Would you pull out every line of the material that contains the string "CSNLCBTT"?

Excerpts from a figure dataset:

__________

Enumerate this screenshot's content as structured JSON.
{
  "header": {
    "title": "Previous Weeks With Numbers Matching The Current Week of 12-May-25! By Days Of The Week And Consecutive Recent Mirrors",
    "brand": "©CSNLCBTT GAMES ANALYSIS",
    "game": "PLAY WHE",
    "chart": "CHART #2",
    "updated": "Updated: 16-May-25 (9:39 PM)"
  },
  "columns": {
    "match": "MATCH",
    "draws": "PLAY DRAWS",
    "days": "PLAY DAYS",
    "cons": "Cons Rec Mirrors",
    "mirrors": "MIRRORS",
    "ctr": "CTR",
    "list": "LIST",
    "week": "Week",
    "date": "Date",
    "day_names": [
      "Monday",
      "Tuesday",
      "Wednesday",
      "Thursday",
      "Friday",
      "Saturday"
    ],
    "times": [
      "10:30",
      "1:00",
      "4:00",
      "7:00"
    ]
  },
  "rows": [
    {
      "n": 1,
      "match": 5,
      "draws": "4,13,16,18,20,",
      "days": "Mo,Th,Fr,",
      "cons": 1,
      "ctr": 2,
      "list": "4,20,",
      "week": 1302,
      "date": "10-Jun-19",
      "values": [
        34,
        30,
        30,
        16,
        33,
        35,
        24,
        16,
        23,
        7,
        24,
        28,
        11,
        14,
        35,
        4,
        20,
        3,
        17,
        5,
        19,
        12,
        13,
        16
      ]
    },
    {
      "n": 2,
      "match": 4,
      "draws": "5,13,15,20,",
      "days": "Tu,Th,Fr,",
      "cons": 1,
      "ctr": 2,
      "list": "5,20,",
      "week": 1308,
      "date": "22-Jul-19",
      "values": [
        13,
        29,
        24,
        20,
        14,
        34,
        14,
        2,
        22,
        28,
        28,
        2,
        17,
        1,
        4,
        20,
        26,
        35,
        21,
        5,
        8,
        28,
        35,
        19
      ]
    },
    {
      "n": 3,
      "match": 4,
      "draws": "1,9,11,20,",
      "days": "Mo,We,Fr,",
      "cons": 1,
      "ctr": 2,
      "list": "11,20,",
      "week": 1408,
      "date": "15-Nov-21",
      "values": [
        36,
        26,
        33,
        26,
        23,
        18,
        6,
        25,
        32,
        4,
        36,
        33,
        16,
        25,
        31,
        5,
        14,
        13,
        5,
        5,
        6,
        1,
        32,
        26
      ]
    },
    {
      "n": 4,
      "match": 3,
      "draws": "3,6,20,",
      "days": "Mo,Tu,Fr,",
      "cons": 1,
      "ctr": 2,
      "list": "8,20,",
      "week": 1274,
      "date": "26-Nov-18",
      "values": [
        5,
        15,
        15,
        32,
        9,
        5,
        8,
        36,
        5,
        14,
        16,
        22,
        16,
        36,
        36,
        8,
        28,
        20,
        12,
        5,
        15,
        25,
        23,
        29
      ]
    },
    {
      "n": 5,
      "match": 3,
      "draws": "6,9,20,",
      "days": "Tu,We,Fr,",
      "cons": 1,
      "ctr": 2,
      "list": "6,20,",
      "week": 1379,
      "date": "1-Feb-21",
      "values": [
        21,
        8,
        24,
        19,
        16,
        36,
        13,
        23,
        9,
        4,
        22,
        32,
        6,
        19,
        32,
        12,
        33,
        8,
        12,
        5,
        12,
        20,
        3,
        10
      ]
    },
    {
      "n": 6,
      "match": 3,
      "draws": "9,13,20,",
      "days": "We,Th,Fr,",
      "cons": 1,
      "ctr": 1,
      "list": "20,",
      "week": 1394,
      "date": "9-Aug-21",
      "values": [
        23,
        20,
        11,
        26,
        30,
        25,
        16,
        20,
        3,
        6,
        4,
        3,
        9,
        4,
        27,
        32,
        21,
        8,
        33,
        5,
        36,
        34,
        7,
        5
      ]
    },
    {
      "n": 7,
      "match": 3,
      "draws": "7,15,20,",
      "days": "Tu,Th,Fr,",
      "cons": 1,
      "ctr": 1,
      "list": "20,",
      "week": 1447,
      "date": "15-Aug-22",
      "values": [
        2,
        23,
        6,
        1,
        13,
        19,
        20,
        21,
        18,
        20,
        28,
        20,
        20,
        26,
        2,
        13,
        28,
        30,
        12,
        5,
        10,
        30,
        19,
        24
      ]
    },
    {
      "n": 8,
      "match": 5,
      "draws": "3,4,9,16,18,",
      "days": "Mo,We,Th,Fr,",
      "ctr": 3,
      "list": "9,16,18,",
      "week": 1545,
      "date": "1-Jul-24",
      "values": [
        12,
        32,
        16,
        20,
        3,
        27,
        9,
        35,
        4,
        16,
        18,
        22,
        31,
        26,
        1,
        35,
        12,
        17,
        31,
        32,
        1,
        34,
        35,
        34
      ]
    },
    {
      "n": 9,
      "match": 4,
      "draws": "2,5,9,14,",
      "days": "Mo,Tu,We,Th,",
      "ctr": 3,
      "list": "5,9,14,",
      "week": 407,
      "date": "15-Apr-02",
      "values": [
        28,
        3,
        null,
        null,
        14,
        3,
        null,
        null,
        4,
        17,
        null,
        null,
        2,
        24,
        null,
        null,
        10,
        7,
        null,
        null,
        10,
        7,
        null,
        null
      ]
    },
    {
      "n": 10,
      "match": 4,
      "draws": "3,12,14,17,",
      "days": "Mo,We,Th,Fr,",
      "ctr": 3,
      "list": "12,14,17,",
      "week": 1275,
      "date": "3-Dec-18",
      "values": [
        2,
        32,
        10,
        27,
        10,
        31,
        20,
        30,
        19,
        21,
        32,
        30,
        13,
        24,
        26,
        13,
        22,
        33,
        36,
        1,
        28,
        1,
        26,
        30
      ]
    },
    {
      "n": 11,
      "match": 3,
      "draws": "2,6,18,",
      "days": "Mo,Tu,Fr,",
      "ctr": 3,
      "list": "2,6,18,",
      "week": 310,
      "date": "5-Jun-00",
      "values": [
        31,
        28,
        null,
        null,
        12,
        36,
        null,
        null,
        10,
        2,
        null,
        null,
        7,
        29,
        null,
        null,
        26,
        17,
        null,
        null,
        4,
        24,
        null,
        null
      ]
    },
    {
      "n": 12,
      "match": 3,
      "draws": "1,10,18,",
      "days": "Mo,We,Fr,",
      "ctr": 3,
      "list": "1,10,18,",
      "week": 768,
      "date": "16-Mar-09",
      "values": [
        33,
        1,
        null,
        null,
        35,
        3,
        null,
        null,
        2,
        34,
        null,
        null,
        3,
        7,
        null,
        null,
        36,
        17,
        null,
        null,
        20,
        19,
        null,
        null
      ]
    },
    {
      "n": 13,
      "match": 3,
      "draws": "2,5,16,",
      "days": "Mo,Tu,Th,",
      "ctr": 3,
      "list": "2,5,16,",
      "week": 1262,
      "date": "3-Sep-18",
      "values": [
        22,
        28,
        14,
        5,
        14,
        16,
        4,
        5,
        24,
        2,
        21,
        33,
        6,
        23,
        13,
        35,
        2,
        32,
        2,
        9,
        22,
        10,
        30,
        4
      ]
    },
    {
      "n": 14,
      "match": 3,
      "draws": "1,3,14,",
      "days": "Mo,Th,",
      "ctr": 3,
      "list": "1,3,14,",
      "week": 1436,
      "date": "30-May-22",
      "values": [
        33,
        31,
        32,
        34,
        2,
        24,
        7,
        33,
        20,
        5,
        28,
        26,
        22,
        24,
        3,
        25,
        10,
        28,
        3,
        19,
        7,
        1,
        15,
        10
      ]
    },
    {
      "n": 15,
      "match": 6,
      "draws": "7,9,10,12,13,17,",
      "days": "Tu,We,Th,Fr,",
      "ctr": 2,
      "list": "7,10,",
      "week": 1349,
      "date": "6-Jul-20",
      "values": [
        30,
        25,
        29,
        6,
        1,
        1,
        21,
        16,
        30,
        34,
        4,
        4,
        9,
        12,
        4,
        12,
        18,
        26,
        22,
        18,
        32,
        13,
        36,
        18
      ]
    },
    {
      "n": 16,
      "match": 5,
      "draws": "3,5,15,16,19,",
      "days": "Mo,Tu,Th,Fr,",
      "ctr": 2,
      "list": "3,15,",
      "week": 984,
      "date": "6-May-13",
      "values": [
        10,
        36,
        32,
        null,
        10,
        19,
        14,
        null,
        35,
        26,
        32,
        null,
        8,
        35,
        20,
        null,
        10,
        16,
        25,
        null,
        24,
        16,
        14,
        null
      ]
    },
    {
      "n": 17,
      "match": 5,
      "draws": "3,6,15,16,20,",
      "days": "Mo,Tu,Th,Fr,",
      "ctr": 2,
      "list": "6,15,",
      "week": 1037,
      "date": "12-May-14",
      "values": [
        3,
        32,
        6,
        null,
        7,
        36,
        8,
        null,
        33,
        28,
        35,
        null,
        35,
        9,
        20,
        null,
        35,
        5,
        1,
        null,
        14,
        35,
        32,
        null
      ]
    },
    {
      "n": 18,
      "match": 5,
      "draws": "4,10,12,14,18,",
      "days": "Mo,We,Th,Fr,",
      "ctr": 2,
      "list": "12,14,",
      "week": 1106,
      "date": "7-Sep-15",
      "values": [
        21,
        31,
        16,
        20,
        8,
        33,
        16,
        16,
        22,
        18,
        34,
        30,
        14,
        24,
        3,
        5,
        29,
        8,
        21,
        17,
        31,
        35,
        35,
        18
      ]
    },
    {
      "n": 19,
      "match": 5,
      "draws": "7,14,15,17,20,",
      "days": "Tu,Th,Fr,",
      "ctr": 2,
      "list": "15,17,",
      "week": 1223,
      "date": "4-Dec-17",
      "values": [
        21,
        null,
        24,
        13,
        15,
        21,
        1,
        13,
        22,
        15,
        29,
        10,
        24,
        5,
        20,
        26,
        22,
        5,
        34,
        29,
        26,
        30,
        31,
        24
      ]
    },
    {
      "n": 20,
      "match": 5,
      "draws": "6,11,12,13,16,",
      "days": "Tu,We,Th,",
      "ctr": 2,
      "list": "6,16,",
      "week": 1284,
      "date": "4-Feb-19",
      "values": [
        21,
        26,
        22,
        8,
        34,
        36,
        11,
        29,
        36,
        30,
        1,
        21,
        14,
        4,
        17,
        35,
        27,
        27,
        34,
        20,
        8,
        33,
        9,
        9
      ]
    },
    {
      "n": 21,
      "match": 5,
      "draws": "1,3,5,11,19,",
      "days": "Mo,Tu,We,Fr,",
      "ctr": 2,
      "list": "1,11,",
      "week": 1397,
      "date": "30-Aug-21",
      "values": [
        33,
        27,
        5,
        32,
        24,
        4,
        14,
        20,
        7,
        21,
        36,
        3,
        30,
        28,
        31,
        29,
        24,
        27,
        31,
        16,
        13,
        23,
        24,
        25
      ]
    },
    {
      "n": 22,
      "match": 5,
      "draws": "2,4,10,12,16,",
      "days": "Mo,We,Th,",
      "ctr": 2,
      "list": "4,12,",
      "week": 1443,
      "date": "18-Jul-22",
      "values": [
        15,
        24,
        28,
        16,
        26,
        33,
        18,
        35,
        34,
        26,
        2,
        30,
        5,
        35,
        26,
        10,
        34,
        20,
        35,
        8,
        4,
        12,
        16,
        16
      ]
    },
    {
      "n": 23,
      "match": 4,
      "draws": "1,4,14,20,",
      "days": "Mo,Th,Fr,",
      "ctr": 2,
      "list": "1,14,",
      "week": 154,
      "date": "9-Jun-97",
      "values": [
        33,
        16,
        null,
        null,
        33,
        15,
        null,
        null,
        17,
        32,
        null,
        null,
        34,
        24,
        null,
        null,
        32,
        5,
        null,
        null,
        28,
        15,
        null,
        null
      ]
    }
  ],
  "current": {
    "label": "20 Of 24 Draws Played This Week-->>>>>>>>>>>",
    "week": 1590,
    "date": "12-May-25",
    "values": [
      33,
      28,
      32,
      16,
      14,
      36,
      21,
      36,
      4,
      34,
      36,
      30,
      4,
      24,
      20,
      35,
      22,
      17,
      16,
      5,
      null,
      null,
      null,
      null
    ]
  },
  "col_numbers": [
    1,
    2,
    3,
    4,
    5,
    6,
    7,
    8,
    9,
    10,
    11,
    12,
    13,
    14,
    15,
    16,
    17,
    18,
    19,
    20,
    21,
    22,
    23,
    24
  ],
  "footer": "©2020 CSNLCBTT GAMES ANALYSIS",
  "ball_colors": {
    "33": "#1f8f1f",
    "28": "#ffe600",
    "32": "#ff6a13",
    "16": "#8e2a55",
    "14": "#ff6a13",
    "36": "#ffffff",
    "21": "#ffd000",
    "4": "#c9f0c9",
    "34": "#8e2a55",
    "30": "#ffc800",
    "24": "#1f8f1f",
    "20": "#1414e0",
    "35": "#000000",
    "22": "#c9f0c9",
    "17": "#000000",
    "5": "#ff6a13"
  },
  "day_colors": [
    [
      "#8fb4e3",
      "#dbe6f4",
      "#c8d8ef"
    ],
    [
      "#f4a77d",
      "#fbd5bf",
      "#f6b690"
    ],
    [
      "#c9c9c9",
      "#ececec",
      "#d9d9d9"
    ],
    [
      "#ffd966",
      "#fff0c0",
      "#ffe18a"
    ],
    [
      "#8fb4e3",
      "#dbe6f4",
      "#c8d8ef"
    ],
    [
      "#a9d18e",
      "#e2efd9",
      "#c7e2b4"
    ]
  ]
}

__________

SOLUTION TO THIS PROBLEM:
    "brand": "©CSNLCBTT GAMES ANALYSIS",
  "footer": "©2020 CSNLCBTT GAMES ANALYSIS",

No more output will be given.